— Data shown —
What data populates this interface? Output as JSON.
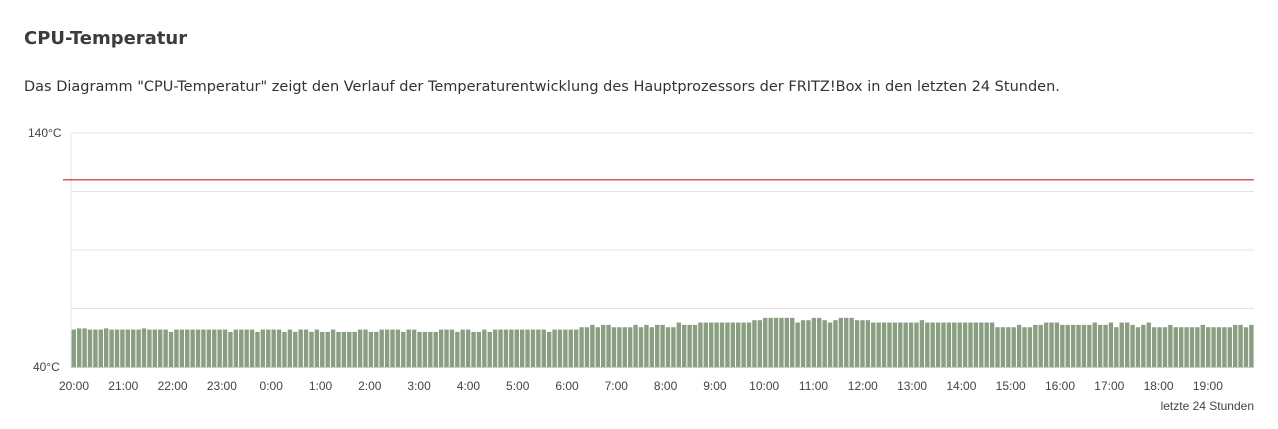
{
  "page": {
    "title": "CPU-Temperatur",
    "description": "Das Diagramm \"CPU-Temperatur\" zeigt den Verlauf der Temperaturentwicklung des Hauptprozessors der FRITZ!Box in den letzten 24 Stunden."
  },
  "chart_data": {
    "type": "bar",
    "title": "",
    "xlabel": "letzte 24 Stunden",
    "ylabel": "",
    "ylim": [
      40,
      140
    ],
    "y_tick_labels": [
      "140°C",
      "40°C"
    ],
    "x_tick_labels": [
      "20:00",
      "21:00",
      "22:00",
      "23:00",
      "0:00",
      "1:00",
      "2:00",
      "3:00",
      "4:00",
      "5:00",
      "6:00",
      "7:00",
      "8:00",
      "9:00",
      "10:00",
      "11:00",
      "12:00",
      "13:00",
      "14:00",
      "15:00",
      "16:00",
      "17:00",
      "18:00",
      "19:00"
    ],
    "threshold": 120,
    "grid": true,
    "colors": {
      "bars": "#8a9e82",
      "threshold": "#cc2222",
      "grid": "#e4e4e4"
    },
    "values": [
      56,
      56.5,
      56.5,
      56,
      56,
      56,
      56.5,
      56,
      56,
      56,
      56,
      56,
      56,
      56.5,
      56,
      56,
      56,
      56,
      55,
      56,
      56,
      56,
      56,
      56,
      56,
      56,
      56,
      56,
      56,
      55,
      56,
      56,
      56,
      56,
      55,
      56,
      56,
      56,
      56,
      55,
      56,
      55,
      56,
      56,
      55,
      56,
      55,
      55,
      56,
      55,
      55,
      55,
      55,
      56,
      56,
      55,
      55,
      56,
      56,
      56,
      56,
      55,
      56,
      56,
      55,
      55,
      55,
      55,
      56,
      56,
      56,
      55,
      56,
      56,
      55,
      55,
      56,
      55,
      56,
      56,
      56,
      56,
      56,
      56,
      56,
      56,
      56,
      56,
      55,
      56,
      56,
      56,
      56,
      56,
      57,
      57,
      58,
      57,
      58,
      58,
      57,
      57,
      57,
      57,
      58,
      57,
      58,
      57,
      58,
      58,
      57,
      57,
      59,
      58,
      58,
      58,
      59,
      59,
      59,
      59,
      59,
      59,
      59,
      59,
      59,
      59,
      60,
      60,
      61,
      61,
      61,
      61,
      61,
      61,
      59,
      60,
      60,
      61,
      61,
      60,
      59,
      60,
      61,
      61,
      61,
      60,
      60,
      60,
      59,
      59,
      59,
      59,
      59,
      59,
      59,
      59,
      59,
      60,
      59,
      59,
      59,
      59,
      59,
      59,
      59,
      59,
      59,
      59,
      59,
      59,
      59,
      57,
      57,
      57,
      57,
      58,
      57,
      57,
      58,
      58,
      59,
      59,
      59,
      58,
      58,
      58,
      58,
      58,
      58,
      59,
      58,
      58,
      59,
      57,
      59,
      59,
      58,
      57,
      58,
      59,
      57,
      57,
      57,
      58,
      57,
      57,
      57,
      57,
      57,
      58,
      57,
      57,
      57,
      57,
      57,
      58,
      58,
      57,
      58
    ]
  }
}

— What is required —
Reproduce the whole listing above word for word, but not its pictures.

— Response for this exercise —
What data populates this interface? Output as JSON.
{
  "page": {
    "title": "CPU-Temperatur",
    "description": "Das Diagramm \"CPU-Temperatur\" zeigt den Verlauf der Temperaturentwicklung des Hauptprozessors der FRITZ!Box in den letzten 24 Stunden."
  },
  "chart_data": {
    "type": "bar",
    "title": "",
    "xlabel": "letzte 24 Stunden",
    "ylabel": "",
    "ylim": [
      40,
      140
    ],
    "y_tick_labels": [
      "140°C",
      "40°C"
    ],
    "x_tick_labels": [
      "20:00",
      "21:00",
      "22:00",
      "23:00",
      "0:00",
      "1:00",
      "2:00",
      "3:00",
      "4:00",
      "5:00",
      "6:00",
      "7:00",
      "8:00",
      "9:00",
      "10:00",
      "11:00",
      "12:00",
      "13:00",
      "14:00",
      "15:00",
      "16:00",
      "17:00",
      "18:00",
      "19:00"
    ],
    "threshold": 120,
    "grid": true,
    "colors": {
      "bars": "#8a9e82",
      "threshold": "#cc2222",
      "grid": "#e4e4e4"
    },
    "values": [
      56,
      56.5,
      56.5,
      56,
      56,
      56,
      56.5,
      56,
      56,
      56,
      56,
      56,
      56,
      56.5,
      56,
      56,
      56,
      56,
      55,
      56,
      56,
      56,
      56,
      56,
      56,
      56,
      56,
      56,
      56,
      55,
      56,
      56,
      56,
      56,
      55,
      56,
      56,
      56,
      56,
      55,
      56,
      55,
      56,
      56,
      55,
      56,
      55,
      55,
      56,
      55,
      55,
      55,
      55,
      56,
      56,
      55,
      55,
      56,
      56,
      56,
      56,
      55,
      56,
      56,
      55,
      55,
      55,
      55,
      56,
      56,
      56,
      55,
      56,
      56,
      55,
      55,
      56,
      55,
      56,
      56,
      56,
      56,
      56,
      56,
      56,
      56,
      56,
      56,
      55,
      56,
      56,
      56,
      56,
      56,
      57,
      57,
      58,
      57,
      58,
      58,
      57,
      57,
      57,
      57,
      58,
      57,
      58,
      57,
      58,
      58,
      57,
      57,
      59,
      58,
      58,
      58,
      59,
      59,
      59,
      59,
      59,
      59,
      59,
      59,
      59,
      59,
      60,
      60,
      61,
      61,
      61,
      61,
      61,
      61,
      59,
      60,
      60,
      61,
      61,
      60,
      59,
      60,
      61,
      61,
      61,
      60,
      60,
      60,
      59,
      59,
      59,
      59,
      59,
      59,
      59,
      59,
      59,
      60,
      59,
      59,
      59,
      59,
      59,
      59,
      59,
      59,
      59,
      59,
      59,
      59,
      59,
      57,
      57,
      57,
      57,
      58,
      57,
      57,
      58,
      58,
      59,
      59,
      59,
      58,
      58,
      58,
      58,
      58,
      58,
      59,
      58,
      58,
      59,
      57,
      59,
      59,
      58,
      57,
      58,
      59,
      57,
      57,
      57,
      58,
      57,
      57,
      57,
      57,
      57,
      58,
      57,
      57,
      57,
      57,
      57,
      58,
      58,
      57,
      58
    ]
  }
}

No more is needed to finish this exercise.